## PROMPT:
Nothing in the data should change when you return it, but leave the pictures out.

## INFORMATION PROVIDED:
□ □ □

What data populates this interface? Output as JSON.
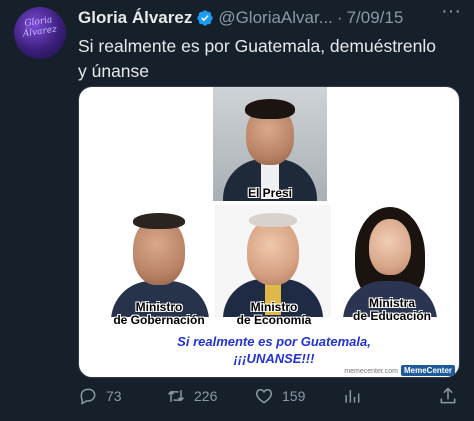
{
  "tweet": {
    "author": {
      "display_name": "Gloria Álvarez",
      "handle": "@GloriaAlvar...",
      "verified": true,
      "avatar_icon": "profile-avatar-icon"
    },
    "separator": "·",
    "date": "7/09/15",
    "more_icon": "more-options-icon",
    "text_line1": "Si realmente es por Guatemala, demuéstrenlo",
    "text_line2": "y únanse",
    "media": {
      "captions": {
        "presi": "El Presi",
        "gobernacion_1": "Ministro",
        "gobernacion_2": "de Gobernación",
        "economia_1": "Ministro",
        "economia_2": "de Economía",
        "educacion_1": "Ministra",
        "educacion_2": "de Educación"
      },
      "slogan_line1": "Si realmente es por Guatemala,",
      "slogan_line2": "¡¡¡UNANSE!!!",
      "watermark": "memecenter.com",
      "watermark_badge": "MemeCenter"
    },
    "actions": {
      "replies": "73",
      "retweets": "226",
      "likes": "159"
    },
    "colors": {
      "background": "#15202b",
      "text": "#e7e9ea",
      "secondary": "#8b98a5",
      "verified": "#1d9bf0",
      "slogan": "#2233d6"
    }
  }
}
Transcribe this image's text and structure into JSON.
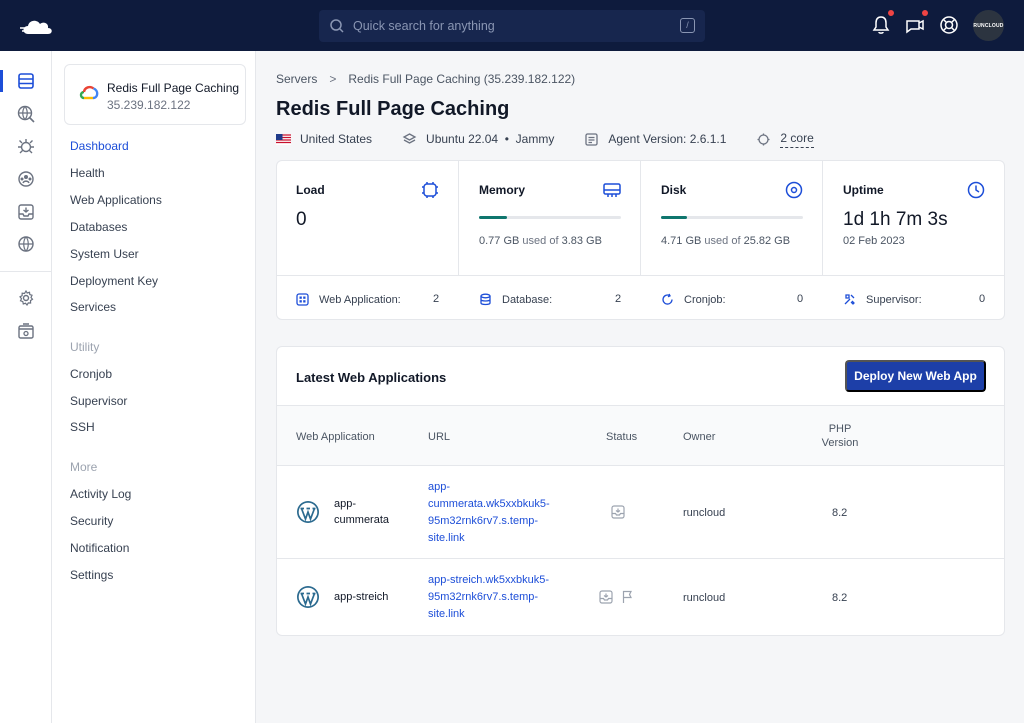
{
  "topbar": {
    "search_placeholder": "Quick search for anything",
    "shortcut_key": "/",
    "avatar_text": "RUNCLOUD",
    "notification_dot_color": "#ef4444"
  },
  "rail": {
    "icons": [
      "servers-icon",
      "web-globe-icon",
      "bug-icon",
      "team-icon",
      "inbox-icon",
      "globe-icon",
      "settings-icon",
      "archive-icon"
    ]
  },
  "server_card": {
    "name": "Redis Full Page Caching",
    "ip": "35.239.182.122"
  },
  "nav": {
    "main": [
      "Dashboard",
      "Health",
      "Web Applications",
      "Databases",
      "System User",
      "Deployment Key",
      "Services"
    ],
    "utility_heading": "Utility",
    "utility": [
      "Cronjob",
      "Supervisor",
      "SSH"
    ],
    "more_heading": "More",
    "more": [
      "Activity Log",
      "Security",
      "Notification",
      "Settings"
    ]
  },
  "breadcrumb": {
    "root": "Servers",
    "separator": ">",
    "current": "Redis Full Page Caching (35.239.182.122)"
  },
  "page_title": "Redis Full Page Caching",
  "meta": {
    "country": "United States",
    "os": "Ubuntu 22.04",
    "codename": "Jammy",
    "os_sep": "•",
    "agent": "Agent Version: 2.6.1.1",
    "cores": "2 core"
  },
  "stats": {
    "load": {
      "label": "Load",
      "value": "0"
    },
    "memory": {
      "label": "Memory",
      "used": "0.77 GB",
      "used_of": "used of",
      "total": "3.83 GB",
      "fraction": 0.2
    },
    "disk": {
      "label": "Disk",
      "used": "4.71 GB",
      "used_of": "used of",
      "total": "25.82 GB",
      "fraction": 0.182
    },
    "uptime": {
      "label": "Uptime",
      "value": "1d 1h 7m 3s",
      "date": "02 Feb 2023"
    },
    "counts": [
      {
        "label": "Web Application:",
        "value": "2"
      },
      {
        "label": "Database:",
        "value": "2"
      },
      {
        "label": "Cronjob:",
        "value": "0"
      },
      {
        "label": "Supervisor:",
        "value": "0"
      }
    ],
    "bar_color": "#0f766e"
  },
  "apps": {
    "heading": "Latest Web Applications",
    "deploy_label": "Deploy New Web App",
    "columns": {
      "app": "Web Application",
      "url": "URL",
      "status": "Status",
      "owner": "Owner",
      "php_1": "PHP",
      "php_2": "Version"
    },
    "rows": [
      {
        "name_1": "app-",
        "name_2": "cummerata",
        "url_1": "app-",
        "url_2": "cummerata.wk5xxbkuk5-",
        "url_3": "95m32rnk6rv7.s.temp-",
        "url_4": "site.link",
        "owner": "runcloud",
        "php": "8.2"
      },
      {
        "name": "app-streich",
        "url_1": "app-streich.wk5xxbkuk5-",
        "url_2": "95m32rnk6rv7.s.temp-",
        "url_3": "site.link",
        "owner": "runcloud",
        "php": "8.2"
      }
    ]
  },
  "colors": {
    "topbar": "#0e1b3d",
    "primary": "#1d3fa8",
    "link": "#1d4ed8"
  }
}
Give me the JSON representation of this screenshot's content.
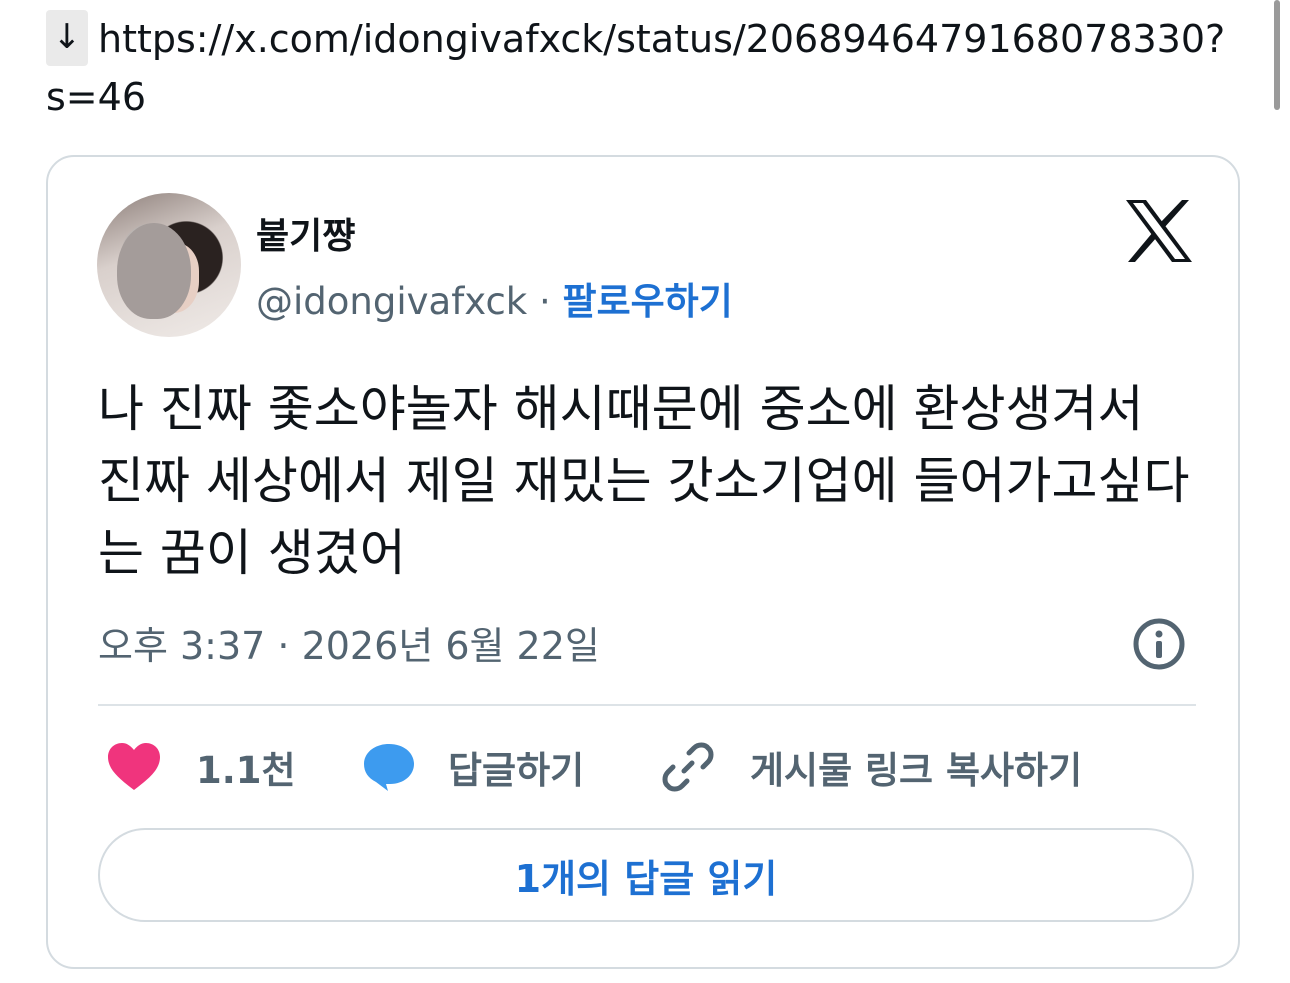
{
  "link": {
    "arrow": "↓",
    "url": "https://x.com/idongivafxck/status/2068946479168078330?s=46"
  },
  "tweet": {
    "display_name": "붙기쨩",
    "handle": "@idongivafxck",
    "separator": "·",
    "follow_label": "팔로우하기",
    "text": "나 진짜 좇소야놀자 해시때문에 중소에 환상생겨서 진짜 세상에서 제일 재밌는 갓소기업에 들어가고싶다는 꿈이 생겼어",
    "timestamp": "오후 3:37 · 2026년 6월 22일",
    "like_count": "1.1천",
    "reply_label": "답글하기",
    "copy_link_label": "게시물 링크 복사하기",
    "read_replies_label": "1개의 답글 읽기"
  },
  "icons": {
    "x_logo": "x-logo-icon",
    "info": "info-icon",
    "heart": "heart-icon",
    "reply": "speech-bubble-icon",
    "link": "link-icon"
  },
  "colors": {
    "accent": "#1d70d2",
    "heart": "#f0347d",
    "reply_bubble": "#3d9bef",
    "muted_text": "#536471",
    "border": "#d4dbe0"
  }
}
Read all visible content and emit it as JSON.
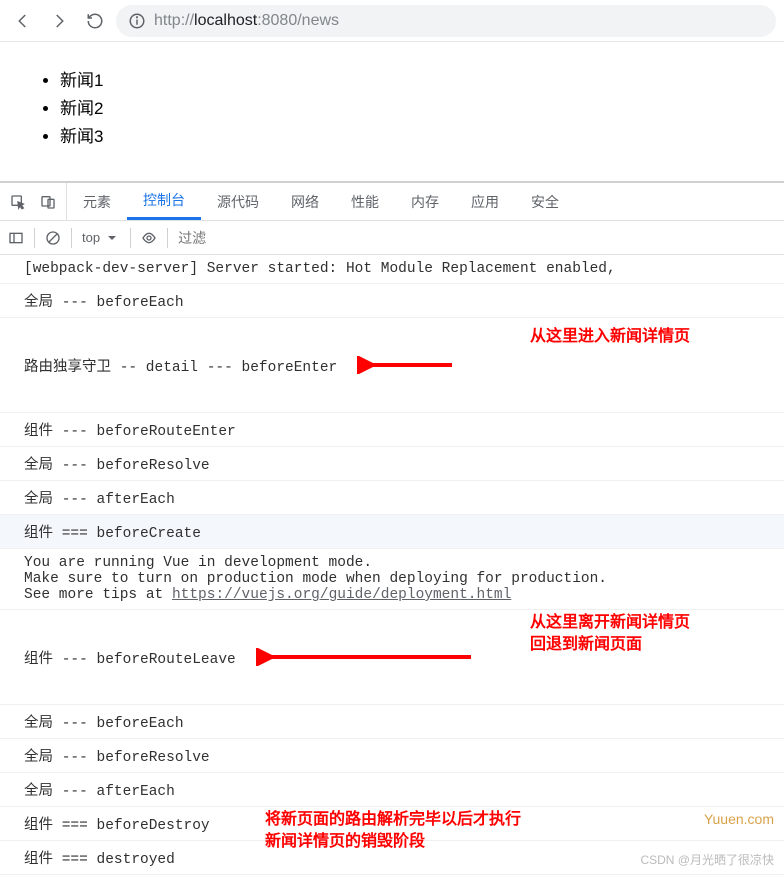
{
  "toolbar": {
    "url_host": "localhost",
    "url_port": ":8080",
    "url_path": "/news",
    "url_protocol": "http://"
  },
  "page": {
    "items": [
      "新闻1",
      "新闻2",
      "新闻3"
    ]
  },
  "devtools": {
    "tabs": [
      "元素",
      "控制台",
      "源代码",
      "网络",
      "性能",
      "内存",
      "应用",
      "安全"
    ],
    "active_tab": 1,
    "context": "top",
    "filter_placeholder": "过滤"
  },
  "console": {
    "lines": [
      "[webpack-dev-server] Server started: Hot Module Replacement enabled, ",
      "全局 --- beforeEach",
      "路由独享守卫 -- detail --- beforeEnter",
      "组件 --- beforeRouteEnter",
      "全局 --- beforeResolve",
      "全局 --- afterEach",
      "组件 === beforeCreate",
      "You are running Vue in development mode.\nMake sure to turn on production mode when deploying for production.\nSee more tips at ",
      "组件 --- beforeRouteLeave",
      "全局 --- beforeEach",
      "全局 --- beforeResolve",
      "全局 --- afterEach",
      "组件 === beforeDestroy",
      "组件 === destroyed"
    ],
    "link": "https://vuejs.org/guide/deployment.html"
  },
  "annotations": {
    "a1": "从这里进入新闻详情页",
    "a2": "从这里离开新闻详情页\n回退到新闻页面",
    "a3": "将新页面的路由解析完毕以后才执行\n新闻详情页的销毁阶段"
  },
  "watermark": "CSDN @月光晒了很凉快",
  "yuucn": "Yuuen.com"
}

□ □ □

## WRITTEN SOLUTION:
What data populates this interface? Output as JSON.
{
  "tweet": {
    "author": {
      "display_name": "Gloria Álvarez",
      "handle": "@GloriaAlvar...",
      "verified": true,
      "avatar_icon": "profile-avatar-icon"
    },
    "separator": "·",
    "date": "7/09/15",
    "more_icon": "more-options-icon",
    "text_line1": "Si realmente es por Guatemala, demuéstrenlo",
    "text_line2": "y únanse",
    "media": {
      "captions": {
        "presi": "El Presi",
        "gobernacion_1": "Ministro",
        "gobernacion_2": "de Gobernación",
        "economia_1": "Ministro",
        "economia_2": "de Economía",
        "educacion_1": "Ministra",
        "educacion_2": "de Educación"
      },
      "slogan_line1": "Si realmente es por Guatemala,",
      "slogan_line2": "¡¡¡UNANSE!!!",
      "watermark": "memecenter.com",
      "watermark_badge": "MemeCenter"
    },
    "actions": {
      "replies": "73",
      "retweets": "226",
      "likes": "159"
    },
    "colors": {
      "background": "#15202b",
      "text": "#e7e9ea",
      "secondary": "#8b98a5",
      "verified": "#1d9bf0",
      "slogan": "#2233d6"
    }
  }
}
Transcribe this image's text and structure into JSON.
{
  "topbar": {
    "search_placeholder": "Quick search for anything",
    "shortcut_key": "/",
    "avatar_text": "RUNCLOUD",
    "notification_dot_color": "#ef4444"
  },
  "rail": {
    "icons": [
      "servers-icon",
      "web-globe-icon",
      "bug-icon",
      "team-icon",
      "inbox-icon",
      "globe-icon",
      "settings-icon",
      "archive-icon"
    ]
  },
  "server_card": {
    "name": "Redis Full Page Caching",
    "ip": "35.239.182.122"
  },
  "nav": {
    "main": [
      "Dashboard",
      "Health",
      "Web Applications",
      "Databases",
      "System User",
      "Deployment Key",
      "Services"
    ],
    "utility_heading": "Utility",
    "utility": [
      "Cronjob",
      "Supervisor",
      "SSH"
    ],
    "more_heading": "More",
    "more": [
      "Activity Log",
      "Security",
      "Notification",
      "Settings"
    ]
  },
  "breadcrumb": {
    "root": "Servers",
    "separator": ">",
    "current": "Redis Full Page Caching (35.239.182.122)"
  },
  "page_title": "Redis Full Page Caching",
  "meta": {
    "country": "United States",
    "os": "Ubuntu 22.04",
    "codename": "Jammy",
    "os_sep": "•",
    "agent": "Agent Version: 2.6.1.1",
    "cores": "2 core"
  },
  "stats": {
    "load": {
      "label": "Load",
      "value": "0"
    },
    "memory": {
      "label": "Memory",
      "used": "0.77 GB",
      "used_of": "used of",
      "total": "3.83 GB",
      "fraction": 0.2
    },
    "disk": {
      "label": "Disk",
      "used": "4.71 GB",
      "used_of": "used of",
      "total": "25.82 GB",
      "fraction": 0.182
    },
    "uptime": {
      "label": "Uptime",
      "value": "1d 1h 7m 3s",
      "date": "02 Feb 2023"
    },
    "counts": [
      {
        "label": "Web Application:",
        "value": "2"
      },
      {
        "label": "Database:",
        "value": "2"
      },
      {
        "label": "Cronjob:",
        "value": "0"
      },
      {
        "label": "Supervisor:",
        "value": "0"
      }
    ],
    "bar_color": "#0f766e"
  },
  "apps": {
    "heading": "Latest Web Applications",
    "deploy_label": "Deploy New Web App",
    "columns": {
      "app": "Web Application",
      "url": "URL",
      "status": "Status",
      "owner": "Owner",
      "php_1": "PHP",
      "php_2": "Version"
    },
    "rows": [
      {
        "name_1": "app-",
        "name_2": "cummerata",
        "url_1": "app-",
        "url_2": "cummerata.wk5xxbkuk5-",
        "url_3": "95m32rnk6rv7.s.temp-",
        "url_4": "site.link",
        "owner": "runcloud",
        "php": "8.2"
      },
      {
        "name": "app-streich",
        "url_1": "app-streich.wk5xxbkuk5-",
        "url_2": "95m32rnk6rv7.s.temp-",
        "url_3": "site.link",
        "owner": "runcloud",
        "php": "8.2"
      }
    ]
  },
  "colors": {
    "topbar": "#0e1b3d",
    "primary": "#1d3fa8",
    "link": "#1d4ed8"
  }
}
Give me the JSON representation of this screenshot's content.
{
  "link": {
    "arrow": "↓",
    "url": "https://x.com/idongivafxck/status/2068946479168078330?s=46"
  },
  "tweet": {
    "display_name": "붙기쨩",
    "handle": "@idongivafxck",
    "separator": "·",
    "follow_label": "팔로우하기",
    "text": "나 진짜 좇소야놀자 해시때문에 중소에 환상생겨서 진짜 세상에서 제일 재밌는 갓소기업에 들어가고싶다는 꿈이 생겼어",
    "timestamp": "오후 3:37 · 2026년 6월 22일",
    "like_count": "1.1천",
    "reply_label": "답글하기",
    "copy_link_label": "게시물 링크 복사하기",
    "read_replies_label": "1개의 답글 읽기"
  },
  "icons": {
    "x_logo": "x-logo-icon",
    "info": "info-icon",
    "heart": "heart-icon",
    "reply": "speech-bubble-icon",
    "link": "link-icon"
  },
  "colors": {
    "accent": "#1d70d2",
    "heart": "#f0347d",
    "reply_bubble": "#3d9bef",
    "muted_text": "#536471",
    "border": "#d4dbe0"
  }
}
Read all visible content and emit it as JSON.
{
  "toolbar": {
    "url_host": "localhost",
    "url_port": ":8080",
    "url_path": "/news",
    "url_protocol": "http://"
  },
  "page": {
    "items": [
      "新闻1",
      "新闻2",
      "新闻3"
    ]
  },
  "devtools": {
    "tabs": [
      "元素",
      "控制台",
      "源代码",
      "网络",
      "性能",
      "内存",
      "应用",
      "安全"
    ],
    "active_tab": 1,
    "context": "top",
    "filter_placeholder": "过滤"
  },
  "console": {
    "lines": [
      "[webpack-dev-server] Server started: Hot Module Replacement enabled, ",
      "全局 --- beforeEach",
      "路由独享守卫 -- detail --- beforeEnter",
      "组件 --- beforeRouteEnter",
      "全局 --- beforeResolve",
      "全局 --- afterEach",
      "组件 === beforeCreate",
      "You are running Vue in development mode.\nMake sure to turn on production mode when deploying for production.\nSee more tips at ",
      "组件 --- beforeRouteLeave",
      "全局 --- beforeEach",
      "全局 --- beforeResolve",
      "全局 --- afterEach",
      "组件 === beforeDestroy",
      "组件 === destroyed"
    ],
    "link": "https://vuejs.org/guide/deployment.html"
  },
  "annotations": {
    "a1": "从这里进入新闻详情页",
    "a2": "从这里离开新闻详情页\n回退到新闻页面",
    "a3": "将新页面的路由解析完毕以后才执行\n新闻详情页的销毁阶段"
  },
  "watermark": "CSDN @月光晒了很凉快",
  "yuucn": "Yuuen.com"
}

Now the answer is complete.